• WORK REQUIRED:
Omitting all pictures, copy word for word the lines from the line containing "What text is on this page?" through the final line of the entries.

• LISTED ENTRIES:
============================================================
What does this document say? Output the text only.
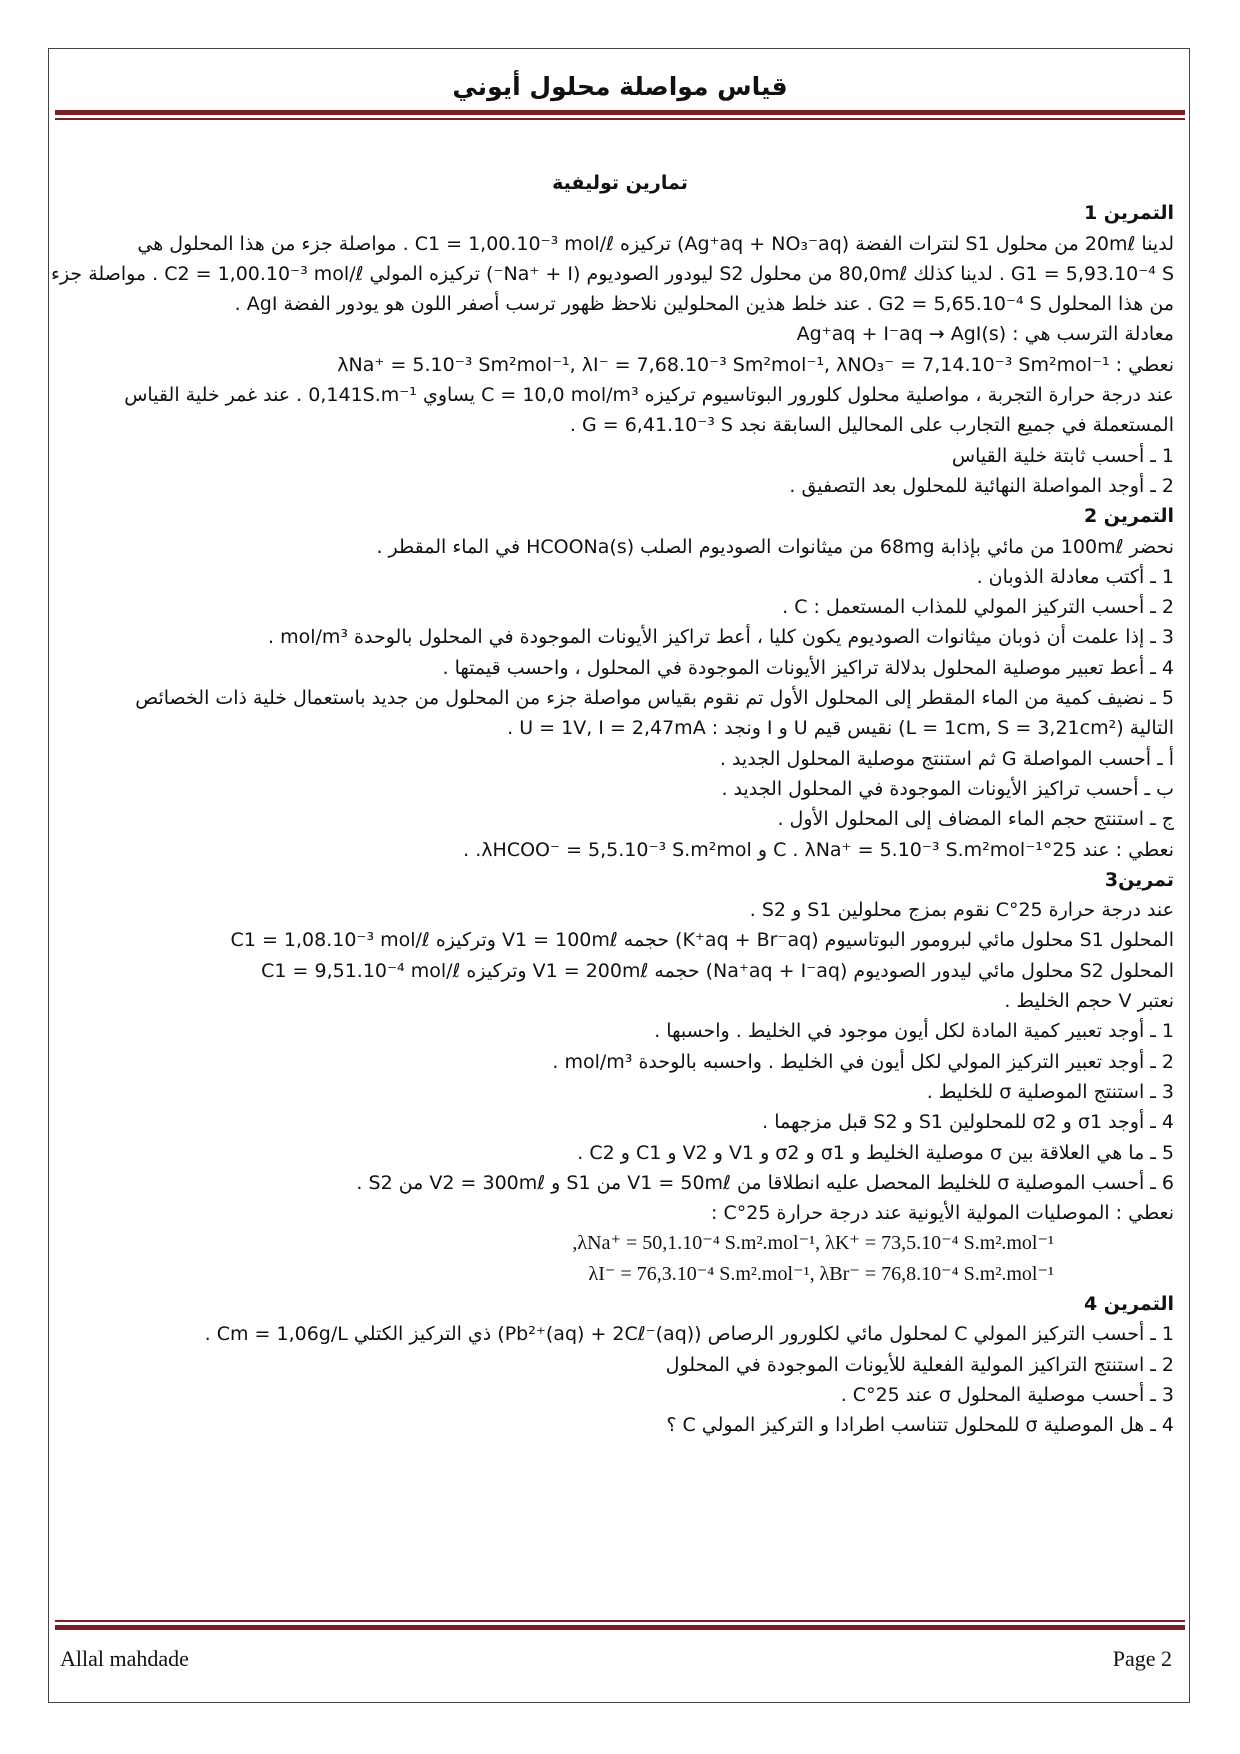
قياس مواصلة محلول أيوني
تمارين توليفية
التمرين 1
لدينا 20mℓ من محلول S1 لنترات الفضة (Ag⁺aq + NO₃⁻aq) تركيزه C1 = 1,00.10⁻³ mol/ℓ . مواصلة جزء من هذا المحلول هي
G1 = 5,93.10⁻⁴ S . لدينا كذلك 80,0mℓ من محلول S2 ليودور الصوديوم (Na⁺ + I⁻) تركيزه المولي C2 = 1,00.10⁻³ mol/ℓ . مواصلة جزء
من هذا المحلول G2 = 5,65.10⁻⁴ S . عند خلط هذين المحلولين نلاحظ ظهور ترسب أصفر اللون هو يودور الفضة AgI .
معادلة الترسب هي : Ag⁺aq + I⁻aq → AgI(s)
نعطي : λNa⁺ = 5.10⁻³ Sm²mol⁻¹, λI⁻ = 7,68.10⁻³ Sm²mol⁻¹, λNO₃⁻ = 7,14.10⁻³ Sm²mol⁻¹
عند درجة حرارة التجربة ، مواصلية محلول كلورور البوتاسيوم تركيزه C = 10,0 mol/m³ يساوي 0,141S.m⁻¹ . عند غمر خلية القياس
المستعملة في جميع التجارب على المحاليل السابقة نجد G = 6,41.10⁻³ S .
1 ـ أحسب ثابتة خلية القياس
2 ـ أوجد المواصلة النهائية للمحلول بعد التصفيق .
التمرين 2
نحضر 100mℓ من مائي بإذابة 68mg من ميثانوات الصوديوم الصلب HCOONa(s) في الماء المقطر .
1 ـ أكتب معادلة الذوبان .
2 ـ أحسب التركيز المولي للمذاب المستعمل : C .
3 ـ إذا علمت أن ذوبان ميثانوات الصوديوم يكون كليا ، أعط تراكيز الأيونات الموجودة في المحلول بالوحدة mol/m³ .
4 ـ أعط تعبير موصلية المحلول بدلالة تراكيز الأيونات الموجودة في المحلول ، واحسب قيمتها .
5 ـ نضيف كمية من الماء المقطر إلى المحلول الأول تم نقوم بقياس مواصلة جزء من المحلول من جديد باستعمال خلية ذات الخصائص
التالية (L = 1cm, S = 3,21cm²) نقيس قيم U و I ونجد : U = 1V, I = 2,47mA .
أ ـ أحسب المواصلة G ثم استنتج موصلية المحلول الجديد .
ب ـ أحسب تراكيز الأيونات الموجودة في المحلول الجديد .
ج ـ استنتج حجم الماء المضاف إلى المحلول الأول .
نعطي : عند 25°C . λNa⁺ = 5.10⁻³ S.m²mol⁻¹ و λHCOO⁻ = 5,5.10⁻³ S.m²mol. .
تمرين3
عند درجة حرارة 25°C نقوم بمزج محلولين S1 و S2 .
المحلول S1 محلول مائي لبرومور البوتاسيوم (K⁺aq + Br⁻aq) حجمه V1 = 100mℓ وتركيزه C1 = 1,08.10⁻³ mol/ℓ
المحلول S2 محلول مائي ليدور الصوديوم (Na⁺aq + I⁻aq) حجمه V1 = 200mℓ وتركيزه C1 = 9,51.10⁻⁴ mol/ℓ
نعتبر V حجم الخليط .
1 ـ أوجد تعبير كمية المادة لكل أيون موجود في الخليط . واحسبها .
2 ـ أوجد تعبير التركيز المولي لكل أيون في الخليط . واحسبه بالوحدة mol/m³ .
3 ـ استنتج الموصلية σ للخليط .
4 ـ أوجد σ1 و σ2 للمحلولين S1 و S2 قبل مزجهما .
5 ـ ما هي العلاقة بين σ موصلية الخليط و σ1 و σ2 و V1 و V2 و C1 و C2 .
6 ـ أحسب الموصلية σ للخليط المحصل عليه انطلاقا من V1 = 50mℓ من S1 و V2 = 300mℓ من S2 .
نعطي : الموصليات المولية الأيونية عند درجة حرارة 25°C :
λNa⁺ = 50,1.10⁻⁴ S.m².mol⁻¹, λK⁺ = 73,5.10⁻⁴ S.m².mol⁻¹,
λI⁻ = 76,3.10⁻⁴ S.m².mol⁻¹, λBr⁻ = 76,8.10⁻⁴ S.m².mol⁻¹
التمرين 4
1 ـ أحسب التركيز المولي C لمحلول مائي لكلورور الرصاص (Pb²⁺(aq) + 2Cℓ⁻(aq)) ذي التركيز الكتلي Cm = 1,06g/L .
2 ـ استنتج التراكيز المولية الفعلية للأيونات الموجودة في المحلول
3 ـ أحسب موصلية المحلول σ عند 25°C .
4 ـ هل الموصلية σ للمحلول تتناسب اطرادا و التركيز المولي C ؟
Allal mahdade	Page 2
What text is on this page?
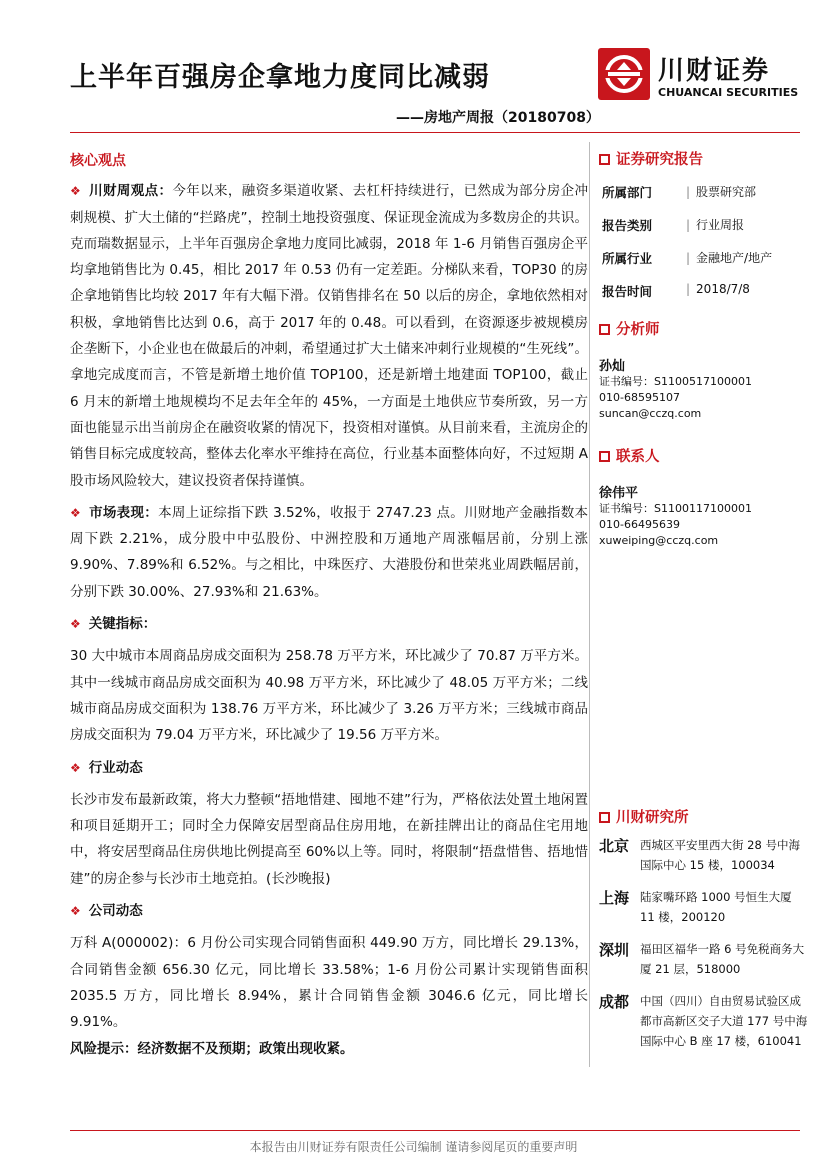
上半年百强房企拿地力度同比减弱
——房地产周报（20180708）
川财证券
CHUANCAI SECURITIES
核心观点

❖ 川财周观点：今年以来，融资多渠道收紧、去杠杆持续进行，已然成为部分房企冲刺规模、扩大土储的“拦路虎”，控制土地投资强度、保证现金流成为多数房企的共识。克而瑞数据显示，上半年百强房企拿地力度同比减弱，2018 年 1-6 月销售百强房企平均拿地销售比为 0.45，相比 2017 年 0.53 仍有一定差距。分梯队来看，TOP30 的房企拿地销售比均较 2017 年有大幅下滑。仅销售排名在 50 以后的房企，拿地依然相对积极，拿地销售比达到 0.6，高于 2017 年的 0.48。可以看到，在资源逐步被规模房企垄断下，小企业也在做最后的冲刺，希望通过扩大土储来冲刺行业规模的“生死线”。拿地完成度而言，不管是新增土地价值 TOP100，还是新增土地建面 TOP100，截止 6 月末的新增土地规模均不足去年全年的 45%，一方面是土地供应节奏所致，另一方面也能显示出当前房企在融资收紧的情况下，投资相对谨慎。从目前来看，主流房企的销售目标完成度较高，整体去化率水平维持在高位，行业基本面整体向好，不过短期 A 股市场风险较大，建议投资者保持谨慎。

❖ 市场表现：本周上证综指下跌 3.52%，收报于 2747.23 点。川财地产金融指数本周下跌 2.21%，成分股中中弘股份、中洲控股和万通地产周涨幅居前，分别上涨 9.90%、7.89%和 6.52%。与之相比，中珠医疗、大港股份和世荣兆业周跌幅居前，分别下跌 30.00%、27.93%和 21.63%。

❖ 关键指标：

30 大中城市本周商品房成交面积为 258.78 万平方米，环比减少了 70.87 万平方米。其中一线城市商品房成交面积为 40.98 万平方米，环比减少了 48.05 万平方米；二线城市商品房成交面积为 138.76 万平方米，环比减少了 3.26 万平方米；三线城市商品房成交面积为 79.04 万平方米，环比减少了 19.56 万平方米。

❖ 行业动态

长沙市发布最新政策，将大力整顿“捂地惜建、囤地不建”行为，严格依法处置土地闲置和项目延期开工；同时全力保障安居型商品住房用地，在新挂牌出让的商品住宅用地中，将安居型商品住房供地比例提高至 60%以上等。同时，将限制“捂盘惜售、捂地惜建”的房企参与长沙市土地竞拍。(长沙晚报)

❖ 公司动态

万科 A(000002)：6 月份公司实现合同销售面积 449.90 万方，同比增长 29.13%，合同销售金额 656.30 亿元，同比增长 33.58%；1-6 月份公司累计实现销售面积 2035.5 万方，同比增长 8.94%，累计合同销售金额 3046.6 亿元，同比增长 9.91%。

风险提示：经济数据不及预期；政策出现收紧。

证券研究报告
所属部门	| 股票研究部
报告类别	| 行业周报
所属行业	| 金融地产/地产
报告时间	| 2018/7/8
分析师
孙灿
证书编号：S1100517100001
010-68595107
suncan@cczq.com
联系人
徐伟平
证书编号：S1100117100001
010-66495639
xuweiping@cczq.com
川财研究所
北京 西城区平安里西大街 28 号中海国际中心 15 楼，100034
上海 陆家嘴环路 1000 号恒生大厦 11 楼，200120
深圳 福田区福华一路 6 号免税商务大厦 21 层，518000
成都 中国（四川）自由贸易试验区成都市高新区交子大道 177 号中海国际中心 B 座 17 楼，610041
本报告由川财证券有限责任公司编制 谨请参阅尾页的重要声明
============================================================
• COMPLETED EXERCISE:
What text is on this page?
上半年百强房企拿地力度同比减弱
——房地产周报（20180708）
川财证券
CHUANCAI SECURITIES
核心观点

❖ 川财周观点：今年以来，融资多渠道收紧、去杠杆持续进行，已然成为部分房企冲刺规模、扩大土储的“拦路虎”，控制土地投资强度、保证现金流成为多数房企的共识。克而瑞数据显示，上半年百强房企拿地力度同比减弱，2018 年 1-6 月销售百强房企平均拿地销售比为 0.45，相比 2017 年 0.53 仍有一定差距。分梯队来看，TOP30 的房企拿地销售比均较 2017 年有大幅下滑。仅销售排名在 50 以后的房企，拿地依然相对积极，拿地销售比达到 0.6，高于 2017 年的 0.48。可以看到，在资源逐步被规模房企垄断下，小企业也在做最后的冲刺，希望通过扩大土储来冲刺行业规模的“生死线”。拿地完成度而言，不管是新增土地价值 TOP100，还是新增土地建面 TOP100，截止 6 月末的新增土地规模均不足去年全年的 45%，一方面是土地供应节奏所致，另一方面也能显示出当前房企在融资收紧的情况下，投资相对谨慎。从目前来看，主流房企的销售目标完成度较高，整体去化率水平维持在高位，行业基本面整体向好，不过短期 A 股市场风险较大，建议投资者保持谨慎。

❖ 市场表现：本周上证综指下跌 3.52%，收报于 2747.23 点。川财地产金融指数本周下跌 2.21%，成分股中中弘股份、中洲控股和万通地产周涨幅居前，分别上涨 9.90%、7.89%和 6.52%。与之相比，中珠医疗、大港股份和世荣兆业周跌幅居前，分别下跌 30.00%、27.93%和 21.63%。

❖ 关键指标：

30 大中城市本周商品房成交面积为 258.78 万平方米，环比减少了 70.87 万平方米。其中一线城市商品房成交面积为 40.98 万平方米，环比减少了 48.05 万平方米；二线城市商品房成交面积为 138.76 万平方米，环比减少了 3.26 万平方米；三线城市商品房成交面积为 79.04 万平方米，环比减少了 19.56 万平方米。

❖ 行业动态

长沙市发布最新政策，将大力整顿“捂地惜建、囤地不建”行为，严格依法处置土地闲置和项目延期开工；同时全力保障安居型商品住房用地，在新挂牌出让的商品住宅用地中，将安居型商品住房供地比例提高至 60%以上等。同时，将限制“捂盘惜售、捂地惜建”的房企参与长沙市土地竞拍。(长沙晚报)

❖ 公司动态

万科 A(000002)：6 月份公司实现合同销售面积 449.90 万方，同比增长 29.13%，合同销售金额 656.30 亿元，同比增长 33.58%；1-6 月份公司累计实现销售面积 2035.5 万方，同比增长 8.94%，累计合同销售金额 3046.6 亿元，同比增长 9.91%。

风险提示：经济数据不及预期；政策出现收紧。

证券研究报告
所属部门	| 股票研究部
报告类别	| 行业周报
所属行业	| 金融地产/地产
报告时间	| 2018/7/8
分析师
孙灿
证书编号：S1100517100001
010-68595107
suncan@cczq.com
联系人
徐伟平
证书编号：S1100117100001
010-66495639
xuweiping@cczq.com
川财研究所
北京 西城区平安里西大街 28 号中海国际中心 15 楼，100034
上海 陆家嘴环路 1000 号恒生大厦 11 楼，200120
深圳 福田区福华一路 6 号免税商务大厦 21 层，518000
成都 中国（四川）自由贸易试验区成都市高新区交子大道 177 号中海国际中心 B 座 17 楼，610041
本报告由川财证券有限责任公司编制 谨请参阅尾页的重要声明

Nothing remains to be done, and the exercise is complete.